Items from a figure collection
* * *

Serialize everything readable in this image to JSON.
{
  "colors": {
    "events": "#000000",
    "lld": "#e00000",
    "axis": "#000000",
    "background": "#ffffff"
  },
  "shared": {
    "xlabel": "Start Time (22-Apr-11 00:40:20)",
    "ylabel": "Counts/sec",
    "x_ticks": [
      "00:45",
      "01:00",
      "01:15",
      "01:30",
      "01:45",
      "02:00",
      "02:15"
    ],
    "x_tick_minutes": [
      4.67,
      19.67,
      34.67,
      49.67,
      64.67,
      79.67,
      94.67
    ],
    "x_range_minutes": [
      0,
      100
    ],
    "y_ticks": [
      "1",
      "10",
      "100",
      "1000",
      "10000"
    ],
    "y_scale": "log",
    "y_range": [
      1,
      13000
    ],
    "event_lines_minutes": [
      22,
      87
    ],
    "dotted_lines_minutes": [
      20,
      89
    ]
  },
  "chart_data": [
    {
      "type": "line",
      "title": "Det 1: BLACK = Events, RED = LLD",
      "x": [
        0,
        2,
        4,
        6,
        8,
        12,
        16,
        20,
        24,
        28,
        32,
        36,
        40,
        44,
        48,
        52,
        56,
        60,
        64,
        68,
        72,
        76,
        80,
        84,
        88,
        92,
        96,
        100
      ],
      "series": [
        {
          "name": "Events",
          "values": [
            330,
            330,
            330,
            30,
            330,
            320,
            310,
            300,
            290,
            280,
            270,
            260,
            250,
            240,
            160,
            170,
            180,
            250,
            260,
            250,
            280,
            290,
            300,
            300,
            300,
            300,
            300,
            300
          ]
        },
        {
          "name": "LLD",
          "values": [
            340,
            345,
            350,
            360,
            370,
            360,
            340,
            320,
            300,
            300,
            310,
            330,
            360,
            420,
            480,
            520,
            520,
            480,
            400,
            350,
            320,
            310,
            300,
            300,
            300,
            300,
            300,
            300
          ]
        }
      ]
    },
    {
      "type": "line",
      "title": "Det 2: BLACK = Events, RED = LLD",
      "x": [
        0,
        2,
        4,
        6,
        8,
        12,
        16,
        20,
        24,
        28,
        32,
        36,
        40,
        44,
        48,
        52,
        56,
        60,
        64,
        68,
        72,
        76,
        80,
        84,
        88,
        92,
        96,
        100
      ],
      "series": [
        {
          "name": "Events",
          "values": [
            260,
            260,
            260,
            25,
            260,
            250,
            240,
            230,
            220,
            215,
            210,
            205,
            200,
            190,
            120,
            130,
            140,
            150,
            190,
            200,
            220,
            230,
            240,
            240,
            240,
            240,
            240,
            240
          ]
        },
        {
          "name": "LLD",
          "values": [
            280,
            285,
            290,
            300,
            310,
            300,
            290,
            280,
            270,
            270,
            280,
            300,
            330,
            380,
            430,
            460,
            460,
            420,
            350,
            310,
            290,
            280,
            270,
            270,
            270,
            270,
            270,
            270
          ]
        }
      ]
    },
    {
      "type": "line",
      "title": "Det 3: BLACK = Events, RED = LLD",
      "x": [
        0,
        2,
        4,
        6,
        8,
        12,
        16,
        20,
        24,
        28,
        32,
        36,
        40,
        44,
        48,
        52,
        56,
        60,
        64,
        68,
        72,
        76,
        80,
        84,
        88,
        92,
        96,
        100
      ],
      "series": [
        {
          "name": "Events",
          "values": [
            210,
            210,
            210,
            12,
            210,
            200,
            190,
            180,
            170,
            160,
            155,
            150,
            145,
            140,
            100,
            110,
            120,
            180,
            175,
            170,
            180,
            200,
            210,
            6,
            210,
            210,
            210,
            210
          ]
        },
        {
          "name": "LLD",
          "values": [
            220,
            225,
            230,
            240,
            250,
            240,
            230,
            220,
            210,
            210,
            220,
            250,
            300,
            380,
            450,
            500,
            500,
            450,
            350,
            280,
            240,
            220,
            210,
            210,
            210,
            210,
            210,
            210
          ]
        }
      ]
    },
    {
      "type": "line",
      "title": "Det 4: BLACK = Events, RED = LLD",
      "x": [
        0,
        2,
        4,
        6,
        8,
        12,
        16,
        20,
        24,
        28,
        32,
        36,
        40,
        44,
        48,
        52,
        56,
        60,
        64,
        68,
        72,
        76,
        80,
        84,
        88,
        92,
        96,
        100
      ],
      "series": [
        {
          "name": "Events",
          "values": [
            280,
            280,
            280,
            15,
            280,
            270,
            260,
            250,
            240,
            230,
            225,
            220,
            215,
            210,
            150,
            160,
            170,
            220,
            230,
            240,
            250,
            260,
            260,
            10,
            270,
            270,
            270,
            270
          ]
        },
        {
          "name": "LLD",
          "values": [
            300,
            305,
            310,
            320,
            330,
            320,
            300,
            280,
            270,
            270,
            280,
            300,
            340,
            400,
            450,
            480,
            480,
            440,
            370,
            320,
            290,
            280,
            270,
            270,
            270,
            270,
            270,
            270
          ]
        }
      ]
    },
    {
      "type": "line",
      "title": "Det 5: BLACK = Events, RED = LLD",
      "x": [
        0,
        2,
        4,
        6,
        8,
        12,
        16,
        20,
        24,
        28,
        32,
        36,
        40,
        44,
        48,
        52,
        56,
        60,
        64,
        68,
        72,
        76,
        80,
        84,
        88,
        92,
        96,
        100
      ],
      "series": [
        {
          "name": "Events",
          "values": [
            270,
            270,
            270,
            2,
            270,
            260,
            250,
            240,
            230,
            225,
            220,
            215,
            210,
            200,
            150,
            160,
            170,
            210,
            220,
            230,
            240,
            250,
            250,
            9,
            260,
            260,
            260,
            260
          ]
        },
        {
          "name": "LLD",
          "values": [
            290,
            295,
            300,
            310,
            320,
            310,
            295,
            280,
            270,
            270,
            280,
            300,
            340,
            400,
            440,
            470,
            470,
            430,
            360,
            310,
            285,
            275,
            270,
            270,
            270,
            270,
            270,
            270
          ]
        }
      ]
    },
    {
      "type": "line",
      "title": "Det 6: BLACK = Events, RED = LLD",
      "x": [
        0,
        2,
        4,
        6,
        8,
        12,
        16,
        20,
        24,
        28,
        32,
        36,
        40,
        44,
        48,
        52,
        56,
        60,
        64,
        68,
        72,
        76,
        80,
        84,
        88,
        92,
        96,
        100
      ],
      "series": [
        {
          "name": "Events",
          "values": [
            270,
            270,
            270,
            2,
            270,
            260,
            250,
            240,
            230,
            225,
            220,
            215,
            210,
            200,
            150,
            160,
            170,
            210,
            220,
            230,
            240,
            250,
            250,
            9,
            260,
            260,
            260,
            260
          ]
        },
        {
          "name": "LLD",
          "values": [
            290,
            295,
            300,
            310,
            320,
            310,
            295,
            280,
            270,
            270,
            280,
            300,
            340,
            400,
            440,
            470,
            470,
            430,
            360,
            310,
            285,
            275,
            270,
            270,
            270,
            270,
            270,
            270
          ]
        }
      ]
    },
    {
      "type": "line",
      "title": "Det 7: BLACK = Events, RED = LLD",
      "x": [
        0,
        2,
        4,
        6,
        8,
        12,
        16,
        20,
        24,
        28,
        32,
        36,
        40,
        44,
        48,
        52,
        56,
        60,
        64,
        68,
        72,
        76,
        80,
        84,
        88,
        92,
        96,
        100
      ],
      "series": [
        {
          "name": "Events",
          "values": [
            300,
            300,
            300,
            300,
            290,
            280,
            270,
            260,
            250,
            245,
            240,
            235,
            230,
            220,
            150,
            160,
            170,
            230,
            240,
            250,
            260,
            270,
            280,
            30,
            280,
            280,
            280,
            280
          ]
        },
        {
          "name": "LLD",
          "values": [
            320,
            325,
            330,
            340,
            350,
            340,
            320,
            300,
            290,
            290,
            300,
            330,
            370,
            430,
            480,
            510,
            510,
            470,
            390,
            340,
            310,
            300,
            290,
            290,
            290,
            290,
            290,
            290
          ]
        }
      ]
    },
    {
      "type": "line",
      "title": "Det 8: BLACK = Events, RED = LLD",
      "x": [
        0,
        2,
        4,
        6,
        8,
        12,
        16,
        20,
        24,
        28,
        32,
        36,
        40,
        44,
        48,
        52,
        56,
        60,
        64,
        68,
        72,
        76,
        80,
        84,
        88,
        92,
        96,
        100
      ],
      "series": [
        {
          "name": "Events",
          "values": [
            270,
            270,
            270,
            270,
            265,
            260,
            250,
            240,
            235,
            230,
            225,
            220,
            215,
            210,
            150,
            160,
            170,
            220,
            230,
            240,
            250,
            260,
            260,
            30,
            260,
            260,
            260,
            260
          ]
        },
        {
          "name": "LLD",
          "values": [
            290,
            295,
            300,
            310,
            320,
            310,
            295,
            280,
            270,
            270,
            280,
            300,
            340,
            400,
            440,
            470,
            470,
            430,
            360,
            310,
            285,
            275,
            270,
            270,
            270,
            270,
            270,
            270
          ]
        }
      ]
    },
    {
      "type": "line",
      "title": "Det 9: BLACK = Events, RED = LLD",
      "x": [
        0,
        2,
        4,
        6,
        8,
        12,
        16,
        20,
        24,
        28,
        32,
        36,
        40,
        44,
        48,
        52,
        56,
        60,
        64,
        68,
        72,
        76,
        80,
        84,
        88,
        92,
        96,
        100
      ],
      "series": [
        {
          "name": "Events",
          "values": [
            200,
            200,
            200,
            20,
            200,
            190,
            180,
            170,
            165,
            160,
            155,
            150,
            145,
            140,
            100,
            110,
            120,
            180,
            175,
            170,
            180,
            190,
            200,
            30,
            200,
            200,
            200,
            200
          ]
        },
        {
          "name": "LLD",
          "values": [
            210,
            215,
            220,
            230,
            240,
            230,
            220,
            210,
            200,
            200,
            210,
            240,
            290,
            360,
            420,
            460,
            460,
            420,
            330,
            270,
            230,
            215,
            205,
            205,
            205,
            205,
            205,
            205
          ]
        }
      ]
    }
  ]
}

* * *

[WHAT IS NEEDED]
Give only the number of lines in the entries that contain "title".

[EXERCISE RESPONSE]
9